REQUIREMENT ▸
Note each line of the listing that contains the string "chevron", and copy it.

[START OF PROVIDED INFORMATION]

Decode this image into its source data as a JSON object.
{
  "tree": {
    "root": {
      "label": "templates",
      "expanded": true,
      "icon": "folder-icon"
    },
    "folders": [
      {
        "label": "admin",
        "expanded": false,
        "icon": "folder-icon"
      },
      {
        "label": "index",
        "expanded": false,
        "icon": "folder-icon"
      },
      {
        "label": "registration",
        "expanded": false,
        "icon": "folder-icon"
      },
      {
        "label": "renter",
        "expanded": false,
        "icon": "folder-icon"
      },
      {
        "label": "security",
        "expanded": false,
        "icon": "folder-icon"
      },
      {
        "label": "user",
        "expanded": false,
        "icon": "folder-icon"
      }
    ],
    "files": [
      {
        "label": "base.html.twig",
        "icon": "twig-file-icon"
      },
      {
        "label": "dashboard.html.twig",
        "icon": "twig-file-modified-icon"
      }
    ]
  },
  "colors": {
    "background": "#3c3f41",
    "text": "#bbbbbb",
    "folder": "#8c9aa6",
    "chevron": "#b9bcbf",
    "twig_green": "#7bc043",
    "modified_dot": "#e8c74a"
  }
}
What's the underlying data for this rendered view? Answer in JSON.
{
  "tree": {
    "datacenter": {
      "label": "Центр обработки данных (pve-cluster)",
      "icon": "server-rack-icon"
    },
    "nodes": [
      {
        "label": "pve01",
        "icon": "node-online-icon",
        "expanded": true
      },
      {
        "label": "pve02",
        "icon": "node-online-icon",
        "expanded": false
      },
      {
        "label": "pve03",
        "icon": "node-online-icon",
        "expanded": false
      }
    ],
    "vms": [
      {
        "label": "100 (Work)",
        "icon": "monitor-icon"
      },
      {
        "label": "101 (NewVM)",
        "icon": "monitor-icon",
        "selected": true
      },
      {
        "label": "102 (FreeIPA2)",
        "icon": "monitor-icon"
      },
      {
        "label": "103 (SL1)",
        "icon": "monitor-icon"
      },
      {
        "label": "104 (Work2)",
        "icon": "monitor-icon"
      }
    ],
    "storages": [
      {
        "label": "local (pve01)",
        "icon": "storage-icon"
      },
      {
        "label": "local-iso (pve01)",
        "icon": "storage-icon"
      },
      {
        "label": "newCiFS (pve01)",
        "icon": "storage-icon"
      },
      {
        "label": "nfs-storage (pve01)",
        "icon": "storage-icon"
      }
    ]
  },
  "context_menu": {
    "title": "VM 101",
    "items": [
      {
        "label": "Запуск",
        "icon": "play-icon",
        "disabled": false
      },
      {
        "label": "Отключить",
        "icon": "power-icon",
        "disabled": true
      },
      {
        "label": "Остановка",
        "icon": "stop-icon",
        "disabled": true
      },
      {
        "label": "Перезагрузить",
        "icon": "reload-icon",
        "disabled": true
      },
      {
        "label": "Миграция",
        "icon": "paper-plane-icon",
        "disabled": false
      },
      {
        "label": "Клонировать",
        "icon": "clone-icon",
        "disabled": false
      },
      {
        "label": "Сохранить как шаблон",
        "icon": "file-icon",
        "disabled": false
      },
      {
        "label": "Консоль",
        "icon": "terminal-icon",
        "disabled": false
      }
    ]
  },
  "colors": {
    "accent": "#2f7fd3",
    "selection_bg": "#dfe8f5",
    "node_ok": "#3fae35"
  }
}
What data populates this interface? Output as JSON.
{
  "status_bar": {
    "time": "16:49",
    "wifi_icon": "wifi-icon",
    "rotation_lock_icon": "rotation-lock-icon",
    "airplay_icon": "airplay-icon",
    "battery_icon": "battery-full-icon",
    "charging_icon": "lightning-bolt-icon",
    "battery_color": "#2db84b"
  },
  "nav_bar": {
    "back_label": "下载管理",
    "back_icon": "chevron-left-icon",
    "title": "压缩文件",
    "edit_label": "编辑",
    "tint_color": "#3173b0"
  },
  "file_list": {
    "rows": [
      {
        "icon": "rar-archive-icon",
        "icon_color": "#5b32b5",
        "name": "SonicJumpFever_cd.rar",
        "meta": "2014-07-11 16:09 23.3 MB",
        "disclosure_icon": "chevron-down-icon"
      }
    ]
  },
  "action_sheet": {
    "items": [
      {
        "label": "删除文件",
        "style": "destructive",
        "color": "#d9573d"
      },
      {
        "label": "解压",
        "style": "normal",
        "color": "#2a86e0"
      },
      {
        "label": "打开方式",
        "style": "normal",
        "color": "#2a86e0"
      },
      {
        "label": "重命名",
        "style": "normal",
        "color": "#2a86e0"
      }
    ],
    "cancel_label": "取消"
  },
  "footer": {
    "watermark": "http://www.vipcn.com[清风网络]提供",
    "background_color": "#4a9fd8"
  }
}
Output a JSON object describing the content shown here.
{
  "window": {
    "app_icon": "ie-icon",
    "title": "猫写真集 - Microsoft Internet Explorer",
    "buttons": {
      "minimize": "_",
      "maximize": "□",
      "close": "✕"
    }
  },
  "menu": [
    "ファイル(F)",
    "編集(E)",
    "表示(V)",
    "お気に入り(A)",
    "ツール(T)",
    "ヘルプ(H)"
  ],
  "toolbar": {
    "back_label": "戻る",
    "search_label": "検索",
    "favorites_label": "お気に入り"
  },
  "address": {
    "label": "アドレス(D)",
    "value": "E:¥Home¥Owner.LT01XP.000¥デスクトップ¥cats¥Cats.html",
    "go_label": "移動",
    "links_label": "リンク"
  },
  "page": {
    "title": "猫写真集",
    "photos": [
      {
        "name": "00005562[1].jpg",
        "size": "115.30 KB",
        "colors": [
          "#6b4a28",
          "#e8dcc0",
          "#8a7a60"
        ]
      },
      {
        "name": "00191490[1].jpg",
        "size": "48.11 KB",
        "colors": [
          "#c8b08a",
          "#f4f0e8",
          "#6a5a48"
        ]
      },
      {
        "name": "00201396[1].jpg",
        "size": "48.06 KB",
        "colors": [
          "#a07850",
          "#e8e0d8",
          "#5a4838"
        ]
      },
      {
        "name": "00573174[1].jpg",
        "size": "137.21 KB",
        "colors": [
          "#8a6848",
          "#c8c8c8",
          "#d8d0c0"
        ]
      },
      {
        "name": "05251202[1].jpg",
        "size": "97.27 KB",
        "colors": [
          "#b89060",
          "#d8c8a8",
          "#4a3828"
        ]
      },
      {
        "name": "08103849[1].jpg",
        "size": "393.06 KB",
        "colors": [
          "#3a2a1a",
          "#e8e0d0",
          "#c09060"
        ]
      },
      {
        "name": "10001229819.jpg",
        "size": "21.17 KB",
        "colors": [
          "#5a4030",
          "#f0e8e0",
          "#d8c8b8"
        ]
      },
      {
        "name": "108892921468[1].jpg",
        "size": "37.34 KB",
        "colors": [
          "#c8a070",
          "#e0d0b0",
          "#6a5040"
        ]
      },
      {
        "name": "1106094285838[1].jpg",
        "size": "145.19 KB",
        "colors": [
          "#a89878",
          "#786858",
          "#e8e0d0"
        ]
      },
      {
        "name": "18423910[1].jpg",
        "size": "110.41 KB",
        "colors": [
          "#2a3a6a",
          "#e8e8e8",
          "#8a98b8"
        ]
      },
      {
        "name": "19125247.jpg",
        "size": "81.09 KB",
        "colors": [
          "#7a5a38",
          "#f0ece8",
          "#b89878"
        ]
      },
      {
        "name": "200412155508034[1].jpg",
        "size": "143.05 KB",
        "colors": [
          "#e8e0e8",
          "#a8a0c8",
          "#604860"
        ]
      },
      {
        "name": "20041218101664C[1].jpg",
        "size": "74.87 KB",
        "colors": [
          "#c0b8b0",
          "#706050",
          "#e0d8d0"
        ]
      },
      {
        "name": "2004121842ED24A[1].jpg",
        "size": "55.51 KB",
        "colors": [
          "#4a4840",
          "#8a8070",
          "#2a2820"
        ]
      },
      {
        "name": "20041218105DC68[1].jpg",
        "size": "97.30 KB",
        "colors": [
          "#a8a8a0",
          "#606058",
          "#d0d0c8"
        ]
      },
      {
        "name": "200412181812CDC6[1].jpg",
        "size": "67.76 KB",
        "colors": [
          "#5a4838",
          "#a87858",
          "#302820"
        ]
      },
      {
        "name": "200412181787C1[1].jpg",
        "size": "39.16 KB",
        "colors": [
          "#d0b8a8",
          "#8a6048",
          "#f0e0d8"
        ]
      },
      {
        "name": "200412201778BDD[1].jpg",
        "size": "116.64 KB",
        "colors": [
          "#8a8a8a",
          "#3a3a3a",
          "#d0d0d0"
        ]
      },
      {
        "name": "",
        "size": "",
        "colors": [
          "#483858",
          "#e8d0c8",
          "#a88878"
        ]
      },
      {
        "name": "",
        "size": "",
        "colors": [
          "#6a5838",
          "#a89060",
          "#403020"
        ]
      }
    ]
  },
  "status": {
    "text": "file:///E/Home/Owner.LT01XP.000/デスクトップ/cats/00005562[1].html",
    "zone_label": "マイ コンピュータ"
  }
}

[END OF PROVIDED INFORMATION]

CORRECT OUTPUT ▸
    "chevron": "#b9bcbf",
    "back_icon": "chevron-left-icon",
        "disclosure_icon": "chevron-down-icon"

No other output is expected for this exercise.